[Supplied records]
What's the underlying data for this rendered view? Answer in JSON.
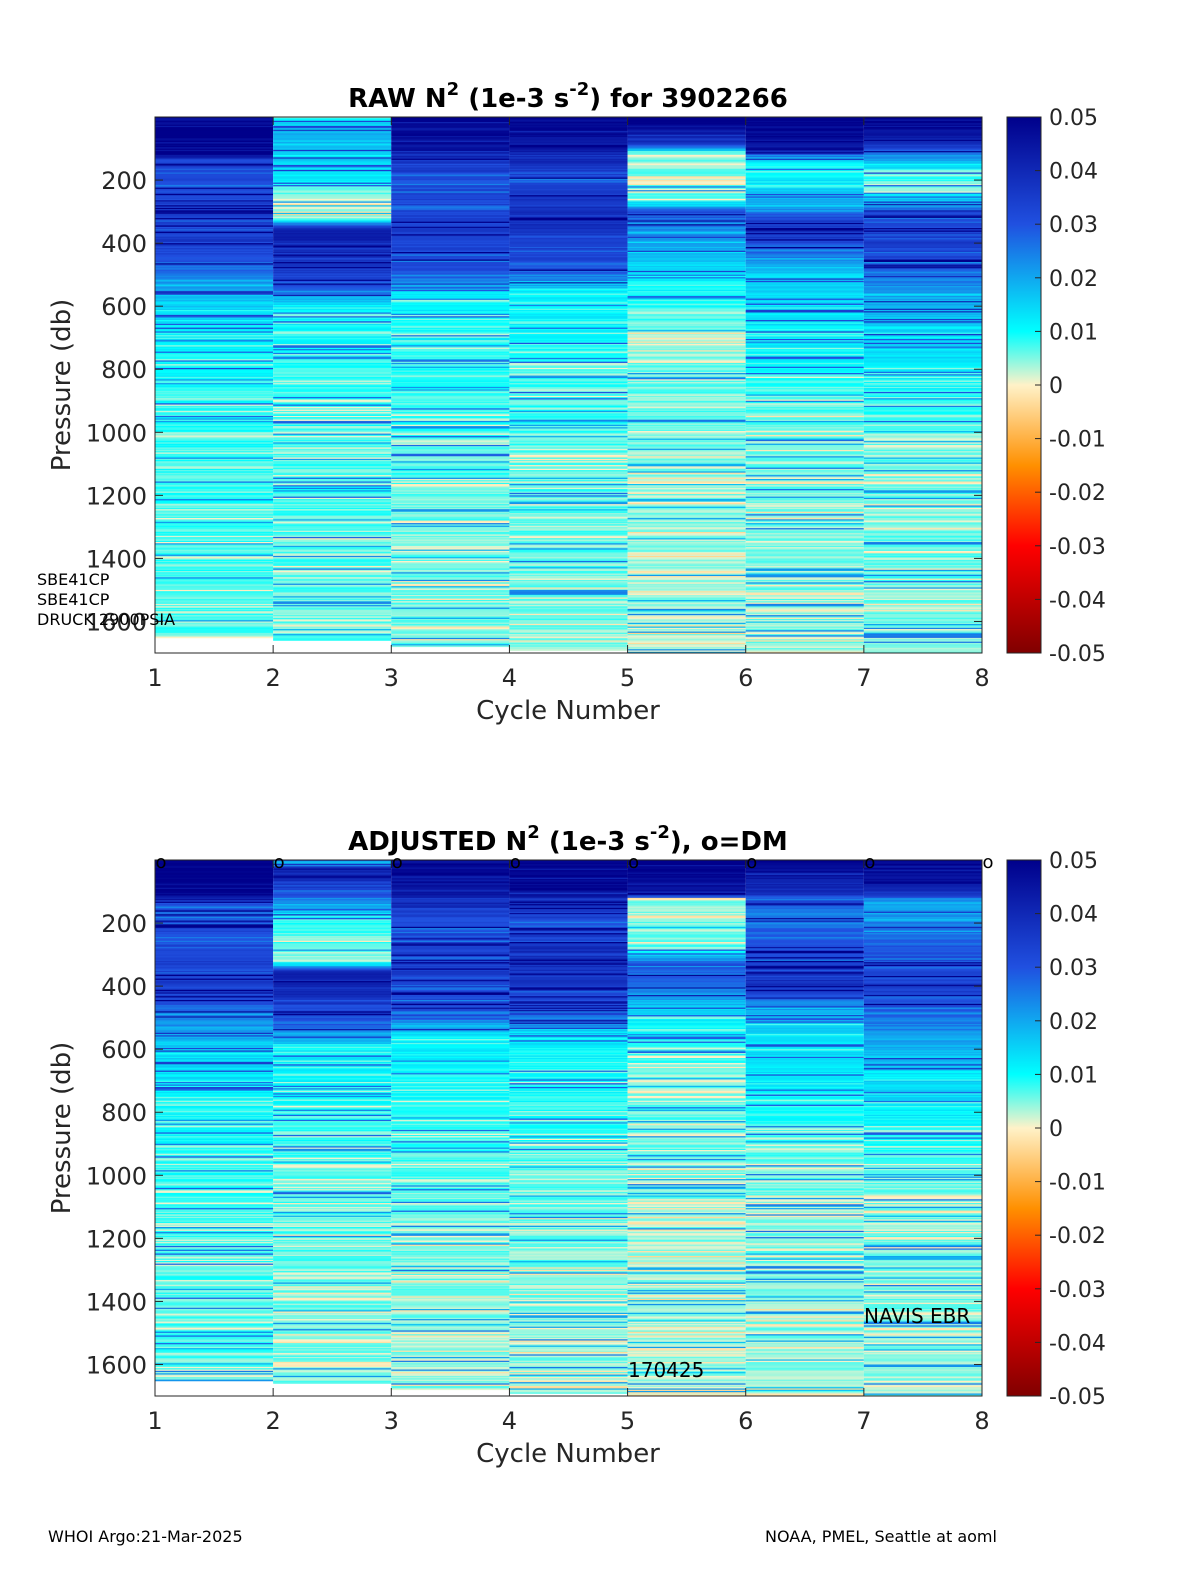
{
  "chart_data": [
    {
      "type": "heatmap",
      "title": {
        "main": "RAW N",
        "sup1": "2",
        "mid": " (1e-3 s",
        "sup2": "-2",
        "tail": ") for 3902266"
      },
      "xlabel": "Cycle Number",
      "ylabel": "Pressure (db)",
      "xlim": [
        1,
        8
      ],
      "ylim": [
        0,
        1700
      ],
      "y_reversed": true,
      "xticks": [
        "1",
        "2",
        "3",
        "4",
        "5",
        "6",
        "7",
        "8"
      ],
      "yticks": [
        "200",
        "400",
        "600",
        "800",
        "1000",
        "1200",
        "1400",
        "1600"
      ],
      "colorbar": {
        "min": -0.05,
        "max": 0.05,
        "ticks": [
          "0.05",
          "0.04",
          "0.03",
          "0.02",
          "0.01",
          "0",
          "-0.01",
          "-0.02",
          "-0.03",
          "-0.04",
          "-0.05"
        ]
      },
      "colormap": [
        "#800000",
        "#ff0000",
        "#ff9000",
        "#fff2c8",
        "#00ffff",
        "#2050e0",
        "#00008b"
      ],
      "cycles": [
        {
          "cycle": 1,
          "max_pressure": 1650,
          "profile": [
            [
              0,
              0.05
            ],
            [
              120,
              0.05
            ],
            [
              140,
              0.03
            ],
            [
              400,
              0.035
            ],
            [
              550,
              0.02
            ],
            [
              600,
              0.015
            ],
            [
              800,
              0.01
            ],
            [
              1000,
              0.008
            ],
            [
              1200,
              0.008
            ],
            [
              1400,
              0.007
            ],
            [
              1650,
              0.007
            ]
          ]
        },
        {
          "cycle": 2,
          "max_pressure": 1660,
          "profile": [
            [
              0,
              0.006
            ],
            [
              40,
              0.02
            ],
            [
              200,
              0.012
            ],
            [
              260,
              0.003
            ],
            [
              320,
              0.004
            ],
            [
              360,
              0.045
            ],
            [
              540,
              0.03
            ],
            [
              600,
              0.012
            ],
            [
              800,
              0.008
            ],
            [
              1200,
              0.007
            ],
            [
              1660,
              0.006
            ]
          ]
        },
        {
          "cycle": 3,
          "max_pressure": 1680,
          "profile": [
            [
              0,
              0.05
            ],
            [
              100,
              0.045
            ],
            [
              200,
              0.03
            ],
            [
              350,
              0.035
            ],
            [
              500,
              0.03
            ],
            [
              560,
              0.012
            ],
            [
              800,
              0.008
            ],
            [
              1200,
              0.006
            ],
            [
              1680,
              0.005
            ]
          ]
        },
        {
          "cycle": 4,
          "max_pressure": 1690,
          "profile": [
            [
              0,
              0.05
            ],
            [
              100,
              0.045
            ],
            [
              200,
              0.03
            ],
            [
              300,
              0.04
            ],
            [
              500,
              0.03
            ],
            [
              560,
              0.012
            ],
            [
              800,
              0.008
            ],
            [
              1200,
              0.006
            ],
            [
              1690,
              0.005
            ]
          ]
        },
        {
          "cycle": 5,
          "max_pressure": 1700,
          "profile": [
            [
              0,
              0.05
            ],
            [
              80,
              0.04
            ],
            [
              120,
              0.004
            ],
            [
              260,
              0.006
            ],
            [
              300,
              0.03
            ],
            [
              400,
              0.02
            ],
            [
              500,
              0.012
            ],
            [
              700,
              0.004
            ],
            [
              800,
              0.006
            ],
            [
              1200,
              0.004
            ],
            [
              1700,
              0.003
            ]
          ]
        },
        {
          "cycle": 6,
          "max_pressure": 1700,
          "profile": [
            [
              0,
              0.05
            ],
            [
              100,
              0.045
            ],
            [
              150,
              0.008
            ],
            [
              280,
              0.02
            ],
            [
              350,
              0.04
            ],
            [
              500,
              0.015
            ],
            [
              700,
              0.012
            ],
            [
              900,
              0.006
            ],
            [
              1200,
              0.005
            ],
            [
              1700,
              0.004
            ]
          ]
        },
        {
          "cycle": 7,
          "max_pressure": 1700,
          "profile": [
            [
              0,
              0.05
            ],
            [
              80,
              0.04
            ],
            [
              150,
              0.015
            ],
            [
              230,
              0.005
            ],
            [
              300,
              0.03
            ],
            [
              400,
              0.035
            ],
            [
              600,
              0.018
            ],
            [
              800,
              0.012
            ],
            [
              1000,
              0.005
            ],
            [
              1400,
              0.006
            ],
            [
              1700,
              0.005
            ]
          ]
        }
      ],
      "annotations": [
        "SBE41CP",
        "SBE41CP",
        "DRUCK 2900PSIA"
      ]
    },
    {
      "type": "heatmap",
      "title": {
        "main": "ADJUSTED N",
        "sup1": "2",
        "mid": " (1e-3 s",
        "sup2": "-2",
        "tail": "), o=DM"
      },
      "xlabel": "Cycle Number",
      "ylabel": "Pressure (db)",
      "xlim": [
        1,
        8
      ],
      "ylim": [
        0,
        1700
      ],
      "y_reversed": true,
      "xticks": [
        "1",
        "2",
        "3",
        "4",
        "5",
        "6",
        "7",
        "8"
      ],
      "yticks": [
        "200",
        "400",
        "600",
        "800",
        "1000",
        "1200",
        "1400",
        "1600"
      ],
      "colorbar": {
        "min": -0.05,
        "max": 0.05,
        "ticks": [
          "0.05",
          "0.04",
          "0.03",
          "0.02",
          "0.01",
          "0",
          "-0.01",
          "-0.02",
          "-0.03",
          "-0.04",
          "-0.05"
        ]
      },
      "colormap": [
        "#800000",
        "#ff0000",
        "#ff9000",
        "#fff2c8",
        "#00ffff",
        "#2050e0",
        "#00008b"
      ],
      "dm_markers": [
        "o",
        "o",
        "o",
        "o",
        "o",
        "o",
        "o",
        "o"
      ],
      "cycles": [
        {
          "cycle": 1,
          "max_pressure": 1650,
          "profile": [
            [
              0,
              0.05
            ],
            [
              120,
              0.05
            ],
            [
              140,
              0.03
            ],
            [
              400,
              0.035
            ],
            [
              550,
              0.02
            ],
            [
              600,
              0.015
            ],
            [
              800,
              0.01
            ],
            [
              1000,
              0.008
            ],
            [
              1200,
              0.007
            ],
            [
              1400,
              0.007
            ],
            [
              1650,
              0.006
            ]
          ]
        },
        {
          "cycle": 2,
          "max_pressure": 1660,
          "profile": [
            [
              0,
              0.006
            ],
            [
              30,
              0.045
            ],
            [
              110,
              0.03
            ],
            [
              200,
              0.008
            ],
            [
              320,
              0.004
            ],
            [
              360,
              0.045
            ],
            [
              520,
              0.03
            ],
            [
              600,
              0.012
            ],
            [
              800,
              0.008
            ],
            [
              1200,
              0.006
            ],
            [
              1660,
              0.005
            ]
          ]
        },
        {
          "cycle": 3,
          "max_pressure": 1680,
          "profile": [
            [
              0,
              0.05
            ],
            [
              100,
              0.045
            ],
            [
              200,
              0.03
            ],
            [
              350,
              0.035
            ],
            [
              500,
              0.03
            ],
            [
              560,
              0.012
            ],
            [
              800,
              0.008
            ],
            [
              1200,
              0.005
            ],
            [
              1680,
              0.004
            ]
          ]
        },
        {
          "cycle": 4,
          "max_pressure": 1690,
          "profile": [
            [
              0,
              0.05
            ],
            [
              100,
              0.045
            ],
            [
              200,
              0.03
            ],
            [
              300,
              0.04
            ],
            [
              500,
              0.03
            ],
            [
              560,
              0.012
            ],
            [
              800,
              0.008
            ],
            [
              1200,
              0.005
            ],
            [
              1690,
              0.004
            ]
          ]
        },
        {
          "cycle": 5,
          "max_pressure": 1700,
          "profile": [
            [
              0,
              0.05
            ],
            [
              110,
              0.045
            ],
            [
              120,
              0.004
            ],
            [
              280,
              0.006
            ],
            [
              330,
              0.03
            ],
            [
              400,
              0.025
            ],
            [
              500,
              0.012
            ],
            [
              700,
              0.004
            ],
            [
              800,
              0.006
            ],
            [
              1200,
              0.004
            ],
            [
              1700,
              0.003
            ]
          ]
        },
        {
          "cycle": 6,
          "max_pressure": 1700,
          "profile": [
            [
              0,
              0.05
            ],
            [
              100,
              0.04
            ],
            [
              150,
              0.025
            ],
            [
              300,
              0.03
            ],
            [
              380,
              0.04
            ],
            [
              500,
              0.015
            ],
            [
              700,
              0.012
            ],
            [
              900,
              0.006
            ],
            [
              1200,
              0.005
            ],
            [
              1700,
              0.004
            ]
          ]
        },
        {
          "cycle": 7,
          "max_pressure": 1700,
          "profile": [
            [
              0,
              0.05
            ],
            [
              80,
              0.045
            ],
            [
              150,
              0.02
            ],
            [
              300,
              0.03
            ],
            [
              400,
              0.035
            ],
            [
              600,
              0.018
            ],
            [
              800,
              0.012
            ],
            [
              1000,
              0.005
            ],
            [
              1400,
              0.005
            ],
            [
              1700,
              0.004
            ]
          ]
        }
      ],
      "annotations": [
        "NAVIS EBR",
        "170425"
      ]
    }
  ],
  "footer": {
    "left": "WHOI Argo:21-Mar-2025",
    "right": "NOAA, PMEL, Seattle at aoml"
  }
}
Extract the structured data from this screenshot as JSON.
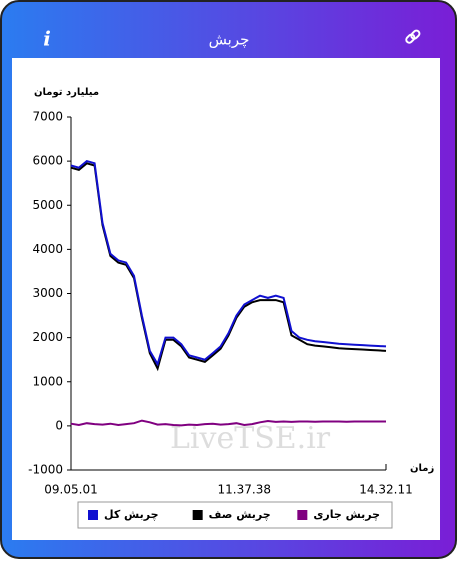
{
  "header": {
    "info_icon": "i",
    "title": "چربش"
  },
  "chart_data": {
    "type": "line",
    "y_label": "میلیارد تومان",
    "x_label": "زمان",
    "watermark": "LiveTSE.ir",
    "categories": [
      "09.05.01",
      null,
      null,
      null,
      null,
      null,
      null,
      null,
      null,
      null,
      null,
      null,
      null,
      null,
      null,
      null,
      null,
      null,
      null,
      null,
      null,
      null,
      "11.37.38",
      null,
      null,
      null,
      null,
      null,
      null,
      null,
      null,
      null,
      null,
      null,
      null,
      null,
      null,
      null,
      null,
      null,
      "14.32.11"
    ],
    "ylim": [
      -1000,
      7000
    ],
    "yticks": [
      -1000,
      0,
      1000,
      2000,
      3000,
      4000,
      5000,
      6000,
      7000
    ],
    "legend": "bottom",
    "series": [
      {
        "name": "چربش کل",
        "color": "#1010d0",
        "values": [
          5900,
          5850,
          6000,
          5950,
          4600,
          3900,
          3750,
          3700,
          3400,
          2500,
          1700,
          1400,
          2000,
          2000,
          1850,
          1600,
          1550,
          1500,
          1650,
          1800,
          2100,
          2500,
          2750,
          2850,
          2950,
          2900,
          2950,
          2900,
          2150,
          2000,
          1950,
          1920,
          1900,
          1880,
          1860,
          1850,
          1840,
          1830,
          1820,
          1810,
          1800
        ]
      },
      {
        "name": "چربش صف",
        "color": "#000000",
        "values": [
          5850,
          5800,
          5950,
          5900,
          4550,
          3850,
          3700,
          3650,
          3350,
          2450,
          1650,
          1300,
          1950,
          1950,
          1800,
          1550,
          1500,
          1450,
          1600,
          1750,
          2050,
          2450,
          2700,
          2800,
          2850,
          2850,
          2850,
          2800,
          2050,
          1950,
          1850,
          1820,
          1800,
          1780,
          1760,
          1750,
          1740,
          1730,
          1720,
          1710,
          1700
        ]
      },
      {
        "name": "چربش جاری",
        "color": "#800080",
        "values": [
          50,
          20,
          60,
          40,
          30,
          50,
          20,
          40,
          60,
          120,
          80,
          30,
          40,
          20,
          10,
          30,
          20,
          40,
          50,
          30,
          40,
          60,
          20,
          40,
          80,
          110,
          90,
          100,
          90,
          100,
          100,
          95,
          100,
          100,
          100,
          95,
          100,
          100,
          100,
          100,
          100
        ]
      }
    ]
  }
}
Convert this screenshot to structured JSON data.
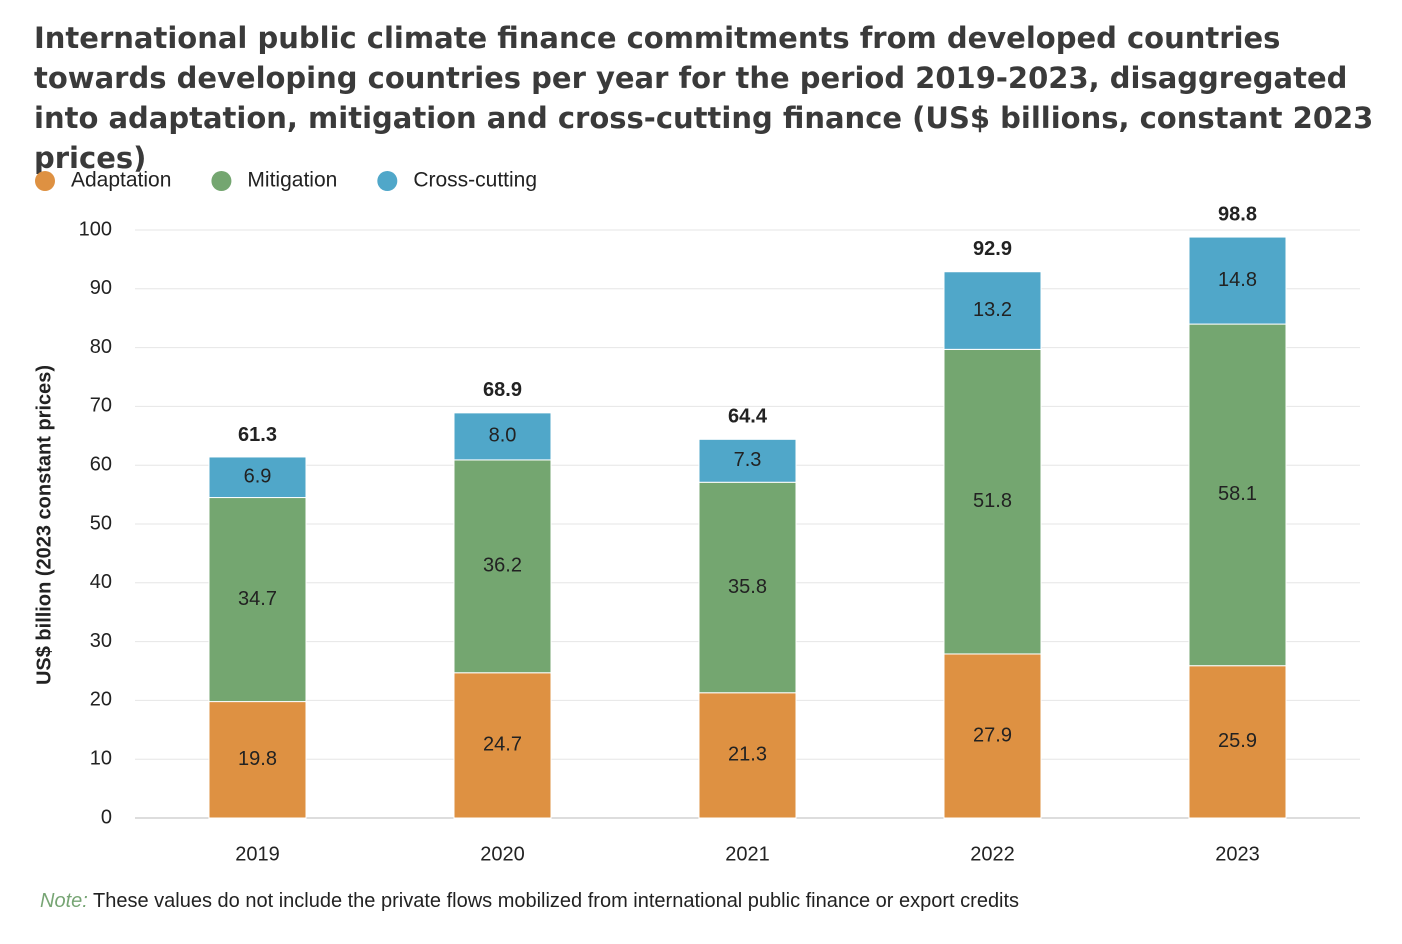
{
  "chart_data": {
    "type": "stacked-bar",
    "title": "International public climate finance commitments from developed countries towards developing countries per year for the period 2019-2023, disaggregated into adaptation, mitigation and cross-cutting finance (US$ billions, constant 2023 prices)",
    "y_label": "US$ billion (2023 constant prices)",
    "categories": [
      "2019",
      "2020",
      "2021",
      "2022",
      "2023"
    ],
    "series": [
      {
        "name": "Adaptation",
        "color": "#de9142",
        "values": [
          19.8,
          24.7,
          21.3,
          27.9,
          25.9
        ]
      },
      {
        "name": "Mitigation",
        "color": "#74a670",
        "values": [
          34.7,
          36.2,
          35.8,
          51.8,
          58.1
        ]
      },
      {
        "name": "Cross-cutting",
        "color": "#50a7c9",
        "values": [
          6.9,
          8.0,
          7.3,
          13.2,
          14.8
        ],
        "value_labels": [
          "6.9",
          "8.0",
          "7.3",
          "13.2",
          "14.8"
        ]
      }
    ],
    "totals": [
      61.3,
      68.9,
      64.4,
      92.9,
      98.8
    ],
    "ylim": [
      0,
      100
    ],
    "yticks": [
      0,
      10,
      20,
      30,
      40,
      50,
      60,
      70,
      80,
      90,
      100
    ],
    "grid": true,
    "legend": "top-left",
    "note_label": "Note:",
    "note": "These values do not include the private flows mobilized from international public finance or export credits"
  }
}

[Your goal] Exactly repeat every line from the line that includes "Convert this screenshot" to the end of the listing, and nothing else, leaving pictures out.

[Response]
Convert this screenshot to structured JSON data.
{
  "chart_data": {
    "type": "stacked-bar",
    "title": "International public climate finance commitments from developed countries towards developing countries per year for the period 2019-2023, disaggregated into adaptation, mitigation and cross-cutting finance (US$ billions, constant 2023 prices)",
    "y_label": "US$ billion (2023 constant prices)",
    "categories": [
      "2019",
      "2020",
      "2021",
      "2022",
      "2023"
    ],
    "series": [
      {
        "name": "Adaptation",
        "color": "#de9142",
        "values": [
          19.8,
          24.7,
          21.3,
          27.9,
          25.9
        ]
      },
      {
        "name": "Mitigation",
        "color": "#74a670",
        "values": [
          34.7,
          36.2,
          35.8,
          51.8,
          58.1
        ]
      },
      {
        "name": "Cross-cutting",
        "color": "#50a7c9",
        "values": [
          6.9,
          8.0,
          7.3,
          13.2,
          14.8
        ],
        "value_labels": [
          "6.9",
          "8.0",
          "7.3",
          "13.2",
          "14.8"
        ]
      }
    ],
    "totals": [
      61.3,
      68.9,
      64.4,
      92.9,
      98.8
    ],
    "ylim": [
      0,
      100
    ],
    "yticks": [
      0,
      10,
      20,
      30,
      40,
      50,
      60,
      70,
      80,
      90,
      100
    ],
    "grid": true,
    "legend": "top-left",
    "note_label": "Note:",
    "note": "These values do not include the private flows mobilized from international public finance or export credits"
  }
}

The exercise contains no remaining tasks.